[Dataset records]

◇ ◇ ◇ ◇ ◇

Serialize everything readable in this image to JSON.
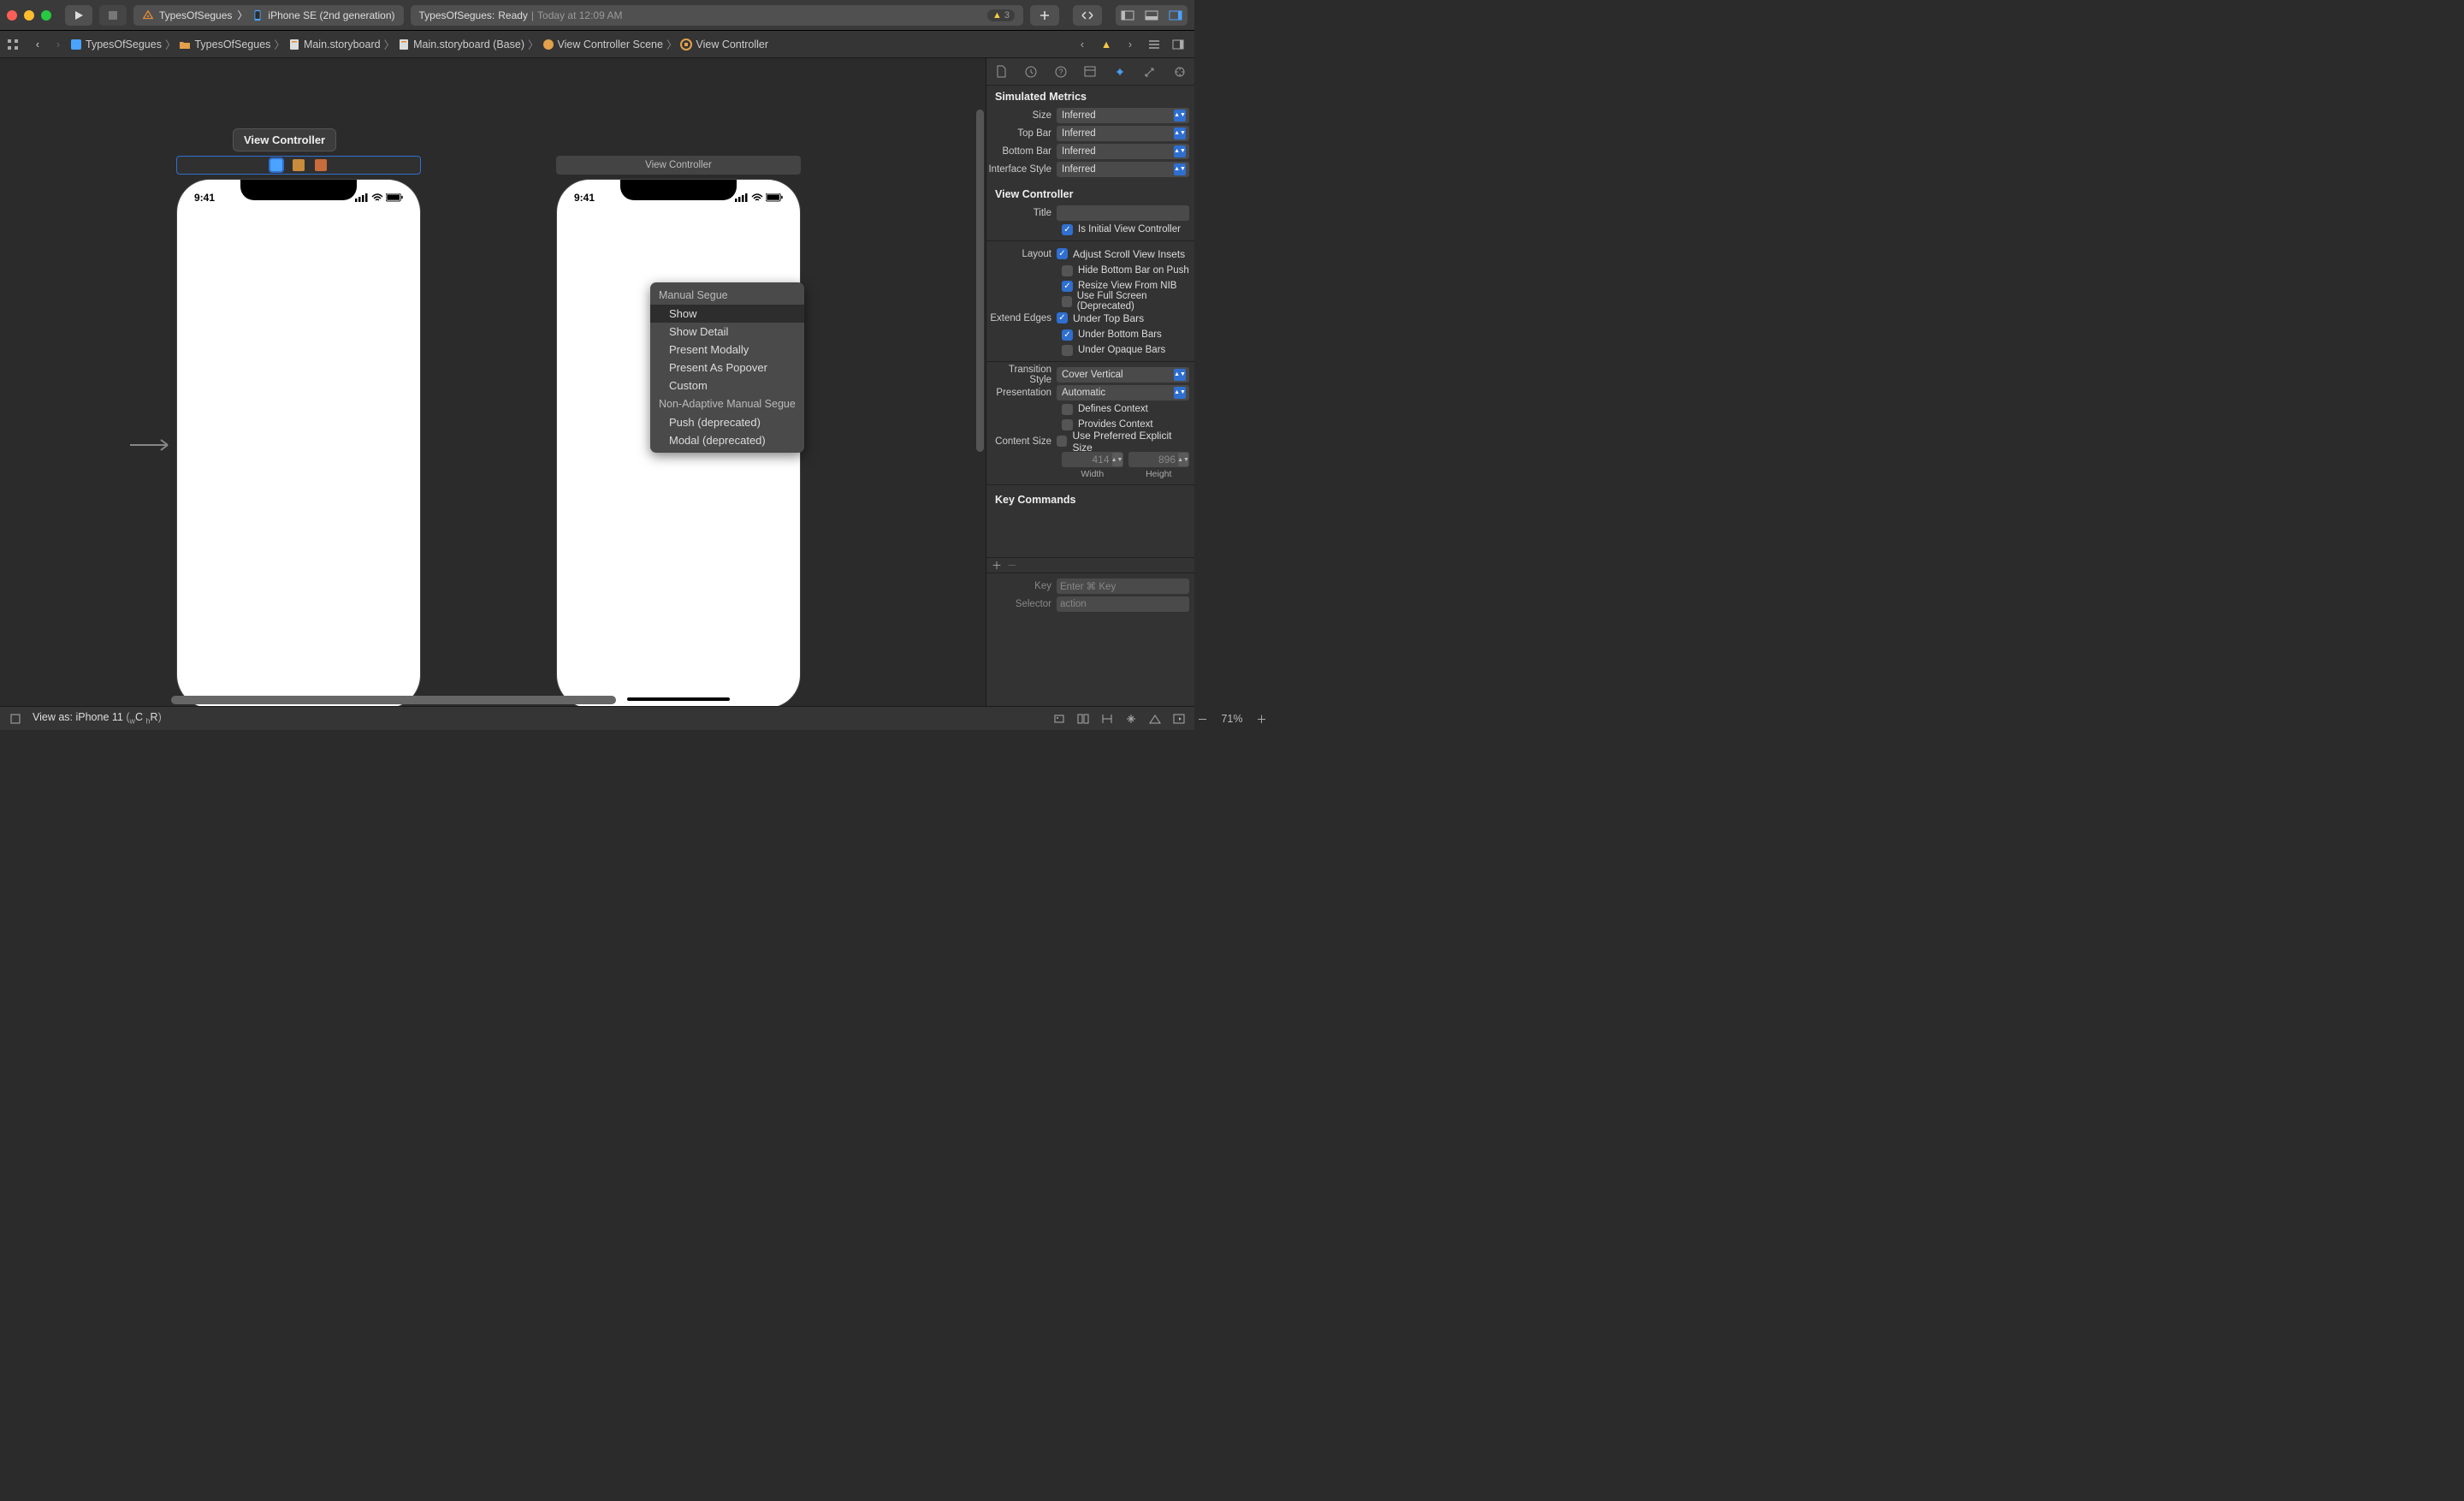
{
  "toolbar": {
    "scheme": "TypesOfSegues",
    "device": "iPhone SE (2nd generation)",
    "status_app": "TypesOfSegues:",
    "status_state": "Ready",
    "status_sep": " | ",
    "status_time": "Today at 12:09 AM",
    "warning_count": "3"
  },
  "breadcrumbs": {
    "items": [
      {
        "label": "TypesOfSegues",
        "icon": "project"
      },
      {
        "label": "TypesOfSegues",
        "icon": "folder"
      },
      {
        "label": "Main.storyboard",
        "icon": "storyboard"
      },
      {
        "label": "Main.storyboard (Base)",
        "icon": "storyboard"
      },
      {
        "label": "View Controller Scene",
        "icon": "scene"
      },
      {
        "label": "View Controller",
        "icon": "viewcontroller"
      }
    ]
  },
  "scene1": {
    "title": "View Controller",
    "time": "9:41"
  },
  "scene2": {
    "title": "View Controller",
    "time": "9:41"
  },
  "segue_menu": {
    "header1": "Manual Segue",
    "items1": [
      "Show",
      "Show Detail",
      "Present Modally",
      "Present As Popover",
      "Custom"
    ],
    "header2": "Non-Adaptive Manual Segue",
    "items2": [
      "Push (deprecated)",
      "Modal (deprecated)"
    ],
    "selected": "Show"
  },
  "inspector": {
    "section_simulated": "Simulated Metrics",
    "size_label": "Size",
    "size_value": "Inferred",
    "topbar_label": "Top Bar",
    "topbar_value": "Inferred",
    "bottombar_label": "Bottom Bar",
    "bottombar_value": "Inferred",
    "ifstyle_label": "Interface Style",
    "ifstyle_value": "Inferred",
    "section_vc": "View Controller",
    "title_label": "Title",
    "title_value": "",
    "is_initial": "Is Initial View Controller",
    "layout_label": "Layout",
    "adjust_insets": "Adjust Scroll View Insets",
    "hide_bottom_push": "Hide Bottom Bar on Push",
    "resize_nib": "Resize View From NIB",
    "use_full_screen": "Use Full Screen (Deprecated)",
    "extend_label": "Extend Edges",
    "under_top": "Under Top Bars",
    "under_bottom": "Under Bottom Bars",
    "under_opaque": "Under Opaque Bars",
    "transition_label": "Transition Style",
    "transition_value": "Cover Vertical",
    "presentation_label": "Presentation",
    "presentation_value": "Automatic",
    "defines_context": "Defines Context",
    "provides_context": "Provides Context",
    "content_size_label": "Content Size",
    "use_preferred": "Use Preferred Explicit Size",
    "width_value": "414",
    "width_label": "Width",
    "height_value": "896",
    "height_label": "Height",
    "section_kc": "Key Commands",
    "kc_key_label": "Key",
    "kc_key_placeholder": "Enter ⌘ Key",
    "kc_sel_label": "Selector",
    "kc_sel_placeholder": "action"
  },
  "bottombar": {
    "view_as": "View as: iPhone 11",
    "traits": "(wC hR)",
    "zoom": "71%"
  }
}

◇ ◇ ◇ ◇ ◇

■ **Set exercise**
Locate the lines above that hold the word "iPhone". Show every one of them.

■ **Full answer**
    "device": "iPhone SE (2nd generation)",
    "view_as": "View as: iPhone 11",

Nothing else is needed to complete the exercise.